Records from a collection
■ ■ ■ ■ ■

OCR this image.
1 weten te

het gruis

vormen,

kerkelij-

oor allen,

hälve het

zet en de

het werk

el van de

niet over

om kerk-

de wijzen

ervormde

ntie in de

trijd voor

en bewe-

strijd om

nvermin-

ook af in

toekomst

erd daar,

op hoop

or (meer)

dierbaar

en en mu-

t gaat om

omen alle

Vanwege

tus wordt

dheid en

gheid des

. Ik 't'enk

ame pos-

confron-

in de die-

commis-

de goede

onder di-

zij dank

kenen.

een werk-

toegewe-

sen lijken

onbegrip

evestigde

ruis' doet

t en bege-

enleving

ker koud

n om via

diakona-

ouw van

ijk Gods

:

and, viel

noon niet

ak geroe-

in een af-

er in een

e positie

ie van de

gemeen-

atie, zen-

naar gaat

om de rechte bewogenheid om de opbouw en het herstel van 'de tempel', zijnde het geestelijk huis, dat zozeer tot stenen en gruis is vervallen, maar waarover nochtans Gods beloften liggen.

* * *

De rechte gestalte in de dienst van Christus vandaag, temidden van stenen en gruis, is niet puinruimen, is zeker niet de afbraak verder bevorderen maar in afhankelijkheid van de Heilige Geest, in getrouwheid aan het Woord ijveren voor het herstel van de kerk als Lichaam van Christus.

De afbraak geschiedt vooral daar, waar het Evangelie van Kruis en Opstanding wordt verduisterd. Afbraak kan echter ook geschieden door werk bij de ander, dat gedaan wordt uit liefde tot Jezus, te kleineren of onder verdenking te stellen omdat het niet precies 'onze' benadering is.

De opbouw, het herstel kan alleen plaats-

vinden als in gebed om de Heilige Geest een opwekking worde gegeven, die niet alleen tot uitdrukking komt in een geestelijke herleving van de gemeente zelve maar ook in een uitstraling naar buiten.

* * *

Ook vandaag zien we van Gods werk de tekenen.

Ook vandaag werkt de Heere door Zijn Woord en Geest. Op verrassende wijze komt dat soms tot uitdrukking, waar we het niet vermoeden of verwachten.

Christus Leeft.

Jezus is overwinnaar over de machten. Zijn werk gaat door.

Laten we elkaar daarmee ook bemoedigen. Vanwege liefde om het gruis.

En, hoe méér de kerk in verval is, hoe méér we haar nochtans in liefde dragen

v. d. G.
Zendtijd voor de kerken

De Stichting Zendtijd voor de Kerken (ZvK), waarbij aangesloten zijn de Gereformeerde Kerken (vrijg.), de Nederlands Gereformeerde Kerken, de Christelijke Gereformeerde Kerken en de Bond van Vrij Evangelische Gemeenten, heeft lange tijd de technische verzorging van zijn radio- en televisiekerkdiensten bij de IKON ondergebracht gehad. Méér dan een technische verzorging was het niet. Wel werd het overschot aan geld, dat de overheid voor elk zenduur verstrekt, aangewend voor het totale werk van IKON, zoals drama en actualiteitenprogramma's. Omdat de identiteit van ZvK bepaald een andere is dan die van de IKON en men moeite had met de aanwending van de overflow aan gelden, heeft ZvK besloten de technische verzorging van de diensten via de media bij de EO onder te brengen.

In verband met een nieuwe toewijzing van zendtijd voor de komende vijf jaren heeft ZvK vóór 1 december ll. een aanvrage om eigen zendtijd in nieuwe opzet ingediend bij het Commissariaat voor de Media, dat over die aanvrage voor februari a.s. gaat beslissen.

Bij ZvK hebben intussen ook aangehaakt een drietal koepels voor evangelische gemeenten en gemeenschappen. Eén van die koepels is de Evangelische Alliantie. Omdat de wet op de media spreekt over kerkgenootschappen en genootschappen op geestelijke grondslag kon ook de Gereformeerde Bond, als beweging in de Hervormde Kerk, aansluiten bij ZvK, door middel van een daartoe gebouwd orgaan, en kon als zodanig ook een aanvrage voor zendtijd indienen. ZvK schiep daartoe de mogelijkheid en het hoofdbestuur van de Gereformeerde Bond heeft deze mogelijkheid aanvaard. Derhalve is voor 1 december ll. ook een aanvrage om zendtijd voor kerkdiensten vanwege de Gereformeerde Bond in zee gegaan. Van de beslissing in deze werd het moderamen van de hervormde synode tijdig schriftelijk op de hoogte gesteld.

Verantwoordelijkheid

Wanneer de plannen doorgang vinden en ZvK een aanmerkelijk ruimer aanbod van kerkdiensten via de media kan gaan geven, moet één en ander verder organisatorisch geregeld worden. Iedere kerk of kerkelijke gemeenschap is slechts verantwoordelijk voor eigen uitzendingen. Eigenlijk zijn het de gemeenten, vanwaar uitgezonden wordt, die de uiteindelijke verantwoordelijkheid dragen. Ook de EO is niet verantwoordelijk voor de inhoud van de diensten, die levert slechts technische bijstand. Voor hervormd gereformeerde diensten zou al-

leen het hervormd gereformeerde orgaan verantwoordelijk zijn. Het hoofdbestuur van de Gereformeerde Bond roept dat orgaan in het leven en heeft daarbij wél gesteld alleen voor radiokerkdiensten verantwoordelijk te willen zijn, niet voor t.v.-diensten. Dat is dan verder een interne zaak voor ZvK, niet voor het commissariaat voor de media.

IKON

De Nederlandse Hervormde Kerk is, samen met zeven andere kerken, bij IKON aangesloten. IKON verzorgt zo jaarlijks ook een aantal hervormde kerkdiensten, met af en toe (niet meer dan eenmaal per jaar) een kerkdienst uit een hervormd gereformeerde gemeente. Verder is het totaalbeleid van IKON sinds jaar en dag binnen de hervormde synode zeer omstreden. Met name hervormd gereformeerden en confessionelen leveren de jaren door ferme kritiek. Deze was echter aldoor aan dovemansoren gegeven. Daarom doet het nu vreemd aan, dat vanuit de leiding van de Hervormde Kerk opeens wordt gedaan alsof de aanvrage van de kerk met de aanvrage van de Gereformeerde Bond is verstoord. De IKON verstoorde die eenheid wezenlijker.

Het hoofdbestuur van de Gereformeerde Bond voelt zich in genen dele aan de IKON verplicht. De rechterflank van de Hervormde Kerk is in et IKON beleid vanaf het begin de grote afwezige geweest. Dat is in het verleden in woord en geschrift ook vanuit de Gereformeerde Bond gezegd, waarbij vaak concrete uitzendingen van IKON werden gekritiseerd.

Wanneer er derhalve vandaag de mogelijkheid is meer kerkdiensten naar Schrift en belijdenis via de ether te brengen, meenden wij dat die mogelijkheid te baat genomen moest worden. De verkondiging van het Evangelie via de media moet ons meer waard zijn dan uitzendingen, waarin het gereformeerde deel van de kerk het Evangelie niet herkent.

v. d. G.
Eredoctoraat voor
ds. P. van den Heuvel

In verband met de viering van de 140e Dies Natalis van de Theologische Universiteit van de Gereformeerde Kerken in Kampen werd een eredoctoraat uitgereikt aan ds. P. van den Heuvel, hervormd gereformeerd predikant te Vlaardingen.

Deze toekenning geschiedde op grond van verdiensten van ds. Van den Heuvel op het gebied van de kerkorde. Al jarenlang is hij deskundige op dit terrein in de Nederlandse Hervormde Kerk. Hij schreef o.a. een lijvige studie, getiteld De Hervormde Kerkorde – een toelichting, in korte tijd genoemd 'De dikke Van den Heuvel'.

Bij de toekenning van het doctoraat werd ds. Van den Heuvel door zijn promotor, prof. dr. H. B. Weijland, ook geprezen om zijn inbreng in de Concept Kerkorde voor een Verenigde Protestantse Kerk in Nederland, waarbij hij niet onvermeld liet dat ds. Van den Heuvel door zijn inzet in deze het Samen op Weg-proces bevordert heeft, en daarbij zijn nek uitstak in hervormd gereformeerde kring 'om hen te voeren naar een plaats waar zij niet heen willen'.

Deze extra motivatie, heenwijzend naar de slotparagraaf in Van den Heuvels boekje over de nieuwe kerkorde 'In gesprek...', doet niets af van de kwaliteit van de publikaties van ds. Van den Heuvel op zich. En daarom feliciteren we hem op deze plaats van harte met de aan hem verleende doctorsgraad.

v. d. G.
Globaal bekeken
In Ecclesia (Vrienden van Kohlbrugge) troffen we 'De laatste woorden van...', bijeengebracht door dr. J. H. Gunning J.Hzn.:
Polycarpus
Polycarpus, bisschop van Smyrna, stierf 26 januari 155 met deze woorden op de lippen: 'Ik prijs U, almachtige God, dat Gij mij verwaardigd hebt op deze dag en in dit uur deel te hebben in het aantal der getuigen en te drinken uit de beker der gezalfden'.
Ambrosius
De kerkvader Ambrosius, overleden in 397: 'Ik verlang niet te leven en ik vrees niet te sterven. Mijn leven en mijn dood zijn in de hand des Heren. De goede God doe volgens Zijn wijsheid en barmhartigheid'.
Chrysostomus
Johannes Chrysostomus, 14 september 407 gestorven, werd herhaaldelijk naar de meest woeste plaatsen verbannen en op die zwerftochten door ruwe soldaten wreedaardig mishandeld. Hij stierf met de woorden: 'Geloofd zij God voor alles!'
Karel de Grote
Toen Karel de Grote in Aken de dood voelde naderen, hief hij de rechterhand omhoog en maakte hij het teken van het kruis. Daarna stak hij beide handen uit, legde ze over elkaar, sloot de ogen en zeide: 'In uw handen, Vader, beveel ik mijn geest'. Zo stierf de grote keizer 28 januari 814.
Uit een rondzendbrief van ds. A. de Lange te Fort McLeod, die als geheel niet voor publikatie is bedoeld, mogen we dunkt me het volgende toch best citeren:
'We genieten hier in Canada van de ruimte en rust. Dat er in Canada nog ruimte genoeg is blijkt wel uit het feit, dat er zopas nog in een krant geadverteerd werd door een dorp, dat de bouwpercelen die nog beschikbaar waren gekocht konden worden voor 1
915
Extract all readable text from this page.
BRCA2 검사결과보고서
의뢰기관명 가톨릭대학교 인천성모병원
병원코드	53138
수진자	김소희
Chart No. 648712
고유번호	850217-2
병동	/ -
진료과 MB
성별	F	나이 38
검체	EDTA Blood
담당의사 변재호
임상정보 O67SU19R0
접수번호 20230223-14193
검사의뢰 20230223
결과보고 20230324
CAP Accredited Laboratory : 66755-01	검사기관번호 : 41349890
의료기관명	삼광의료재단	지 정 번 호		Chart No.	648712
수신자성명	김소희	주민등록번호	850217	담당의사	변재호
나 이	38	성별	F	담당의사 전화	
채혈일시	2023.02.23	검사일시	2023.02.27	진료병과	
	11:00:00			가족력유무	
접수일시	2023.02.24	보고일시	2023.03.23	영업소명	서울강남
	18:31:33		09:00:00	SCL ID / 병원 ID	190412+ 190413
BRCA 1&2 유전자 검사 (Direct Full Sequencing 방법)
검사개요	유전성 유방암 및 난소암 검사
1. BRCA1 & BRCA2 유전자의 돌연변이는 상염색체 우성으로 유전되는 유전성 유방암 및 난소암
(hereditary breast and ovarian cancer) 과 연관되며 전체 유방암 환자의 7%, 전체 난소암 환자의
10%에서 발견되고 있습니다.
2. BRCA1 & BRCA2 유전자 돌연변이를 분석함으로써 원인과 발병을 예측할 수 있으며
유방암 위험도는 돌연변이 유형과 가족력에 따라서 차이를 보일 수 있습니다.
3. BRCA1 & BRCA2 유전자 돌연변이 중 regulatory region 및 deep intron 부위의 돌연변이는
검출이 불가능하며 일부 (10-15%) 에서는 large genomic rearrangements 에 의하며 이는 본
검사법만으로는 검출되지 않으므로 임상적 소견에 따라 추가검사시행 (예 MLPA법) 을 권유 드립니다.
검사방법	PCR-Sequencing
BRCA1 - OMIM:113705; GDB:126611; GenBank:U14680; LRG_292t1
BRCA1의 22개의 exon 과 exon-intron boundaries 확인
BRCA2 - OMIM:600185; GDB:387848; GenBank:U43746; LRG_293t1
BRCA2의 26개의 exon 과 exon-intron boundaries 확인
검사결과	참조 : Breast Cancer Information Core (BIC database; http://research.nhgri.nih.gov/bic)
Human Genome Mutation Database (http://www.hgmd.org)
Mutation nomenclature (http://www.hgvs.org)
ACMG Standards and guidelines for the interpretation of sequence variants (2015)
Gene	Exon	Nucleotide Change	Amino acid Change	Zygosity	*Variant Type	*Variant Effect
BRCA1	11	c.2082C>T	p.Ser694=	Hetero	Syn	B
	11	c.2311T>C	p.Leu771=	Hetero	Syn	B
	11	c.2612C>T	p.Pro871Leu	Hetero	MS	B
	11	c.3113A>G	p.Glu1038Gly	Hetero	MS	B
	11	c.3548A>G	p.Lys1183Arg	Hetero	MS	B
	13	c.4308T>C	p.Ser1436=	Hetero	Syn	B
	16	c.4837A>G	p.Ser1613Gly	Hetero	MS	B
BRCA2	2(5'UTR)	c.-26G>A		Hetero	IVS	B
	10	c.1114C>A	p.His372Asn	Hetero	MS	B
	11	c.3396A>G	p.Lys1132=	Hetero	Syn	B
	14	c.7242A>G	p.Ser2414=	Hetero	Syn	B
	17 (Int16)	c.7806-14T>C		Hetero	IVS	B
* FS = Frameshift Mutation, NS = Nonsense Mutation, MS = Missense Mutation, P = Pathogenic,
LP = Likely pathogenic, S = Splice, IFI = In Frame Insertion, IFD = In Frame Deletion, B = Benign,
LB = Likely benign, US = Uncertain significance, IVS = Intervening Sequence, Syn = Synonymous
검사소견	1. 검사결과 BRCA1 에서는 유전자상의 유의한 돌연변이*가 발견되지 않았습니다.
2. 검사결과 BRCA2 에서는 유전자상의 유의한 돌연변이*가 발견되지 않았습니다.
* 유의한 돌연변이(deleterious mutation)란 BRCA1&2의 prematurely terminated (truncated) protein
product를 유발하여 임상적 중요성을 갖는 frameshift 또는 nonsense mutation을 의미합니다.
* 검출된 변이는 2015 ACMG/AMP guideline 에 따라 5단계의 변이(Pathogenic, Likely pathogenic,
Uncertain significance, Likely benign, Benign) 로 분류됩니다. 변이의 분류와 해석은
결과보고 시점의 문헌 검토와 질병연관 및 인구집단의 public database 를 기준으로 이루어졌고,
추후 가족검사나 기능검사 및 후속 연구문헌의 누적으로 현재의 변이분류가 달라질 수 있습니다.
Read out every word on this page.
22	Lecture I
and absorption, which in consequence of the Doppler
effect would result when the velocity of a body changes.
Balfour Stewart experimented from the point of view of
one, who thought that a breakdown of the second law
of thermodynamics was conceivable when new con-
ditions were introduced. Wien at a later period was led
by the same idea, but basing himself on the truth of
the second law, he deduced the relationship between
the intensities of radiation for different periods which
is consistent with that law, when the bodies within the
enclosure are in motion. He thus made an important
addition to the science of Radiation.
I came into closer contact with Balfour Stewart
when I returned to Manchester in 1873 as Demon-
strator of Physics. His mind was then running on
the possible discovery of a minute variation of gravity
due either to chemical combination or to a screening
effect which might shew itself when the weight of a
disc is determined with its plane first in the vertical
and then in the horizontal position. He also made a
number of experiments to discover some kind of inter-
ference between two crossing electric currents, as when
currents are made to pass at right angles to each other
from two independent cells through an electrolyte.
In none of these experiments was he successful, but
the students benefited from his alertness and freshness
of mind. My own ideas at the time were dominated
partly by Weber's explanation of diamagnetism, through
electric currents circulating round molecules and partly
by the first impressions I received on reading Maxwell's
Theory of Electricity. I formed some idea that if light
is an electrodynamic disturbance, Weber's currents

■ ■ ■ ■ ■

TASK PROMPT
Read through the entries above and copy each line that has the string "opbouw" in it.

WRITTEN RESPONSE
om de rechte bewogenheid om de opbouw en het herstel van 'de tempel', zijnde het geestelijk huis, dat zozeer tot stenen en gruis is vervallen, maar waarover nochtans Gods beloften liggen.
De opbouw, het herstel kan alleen plaats-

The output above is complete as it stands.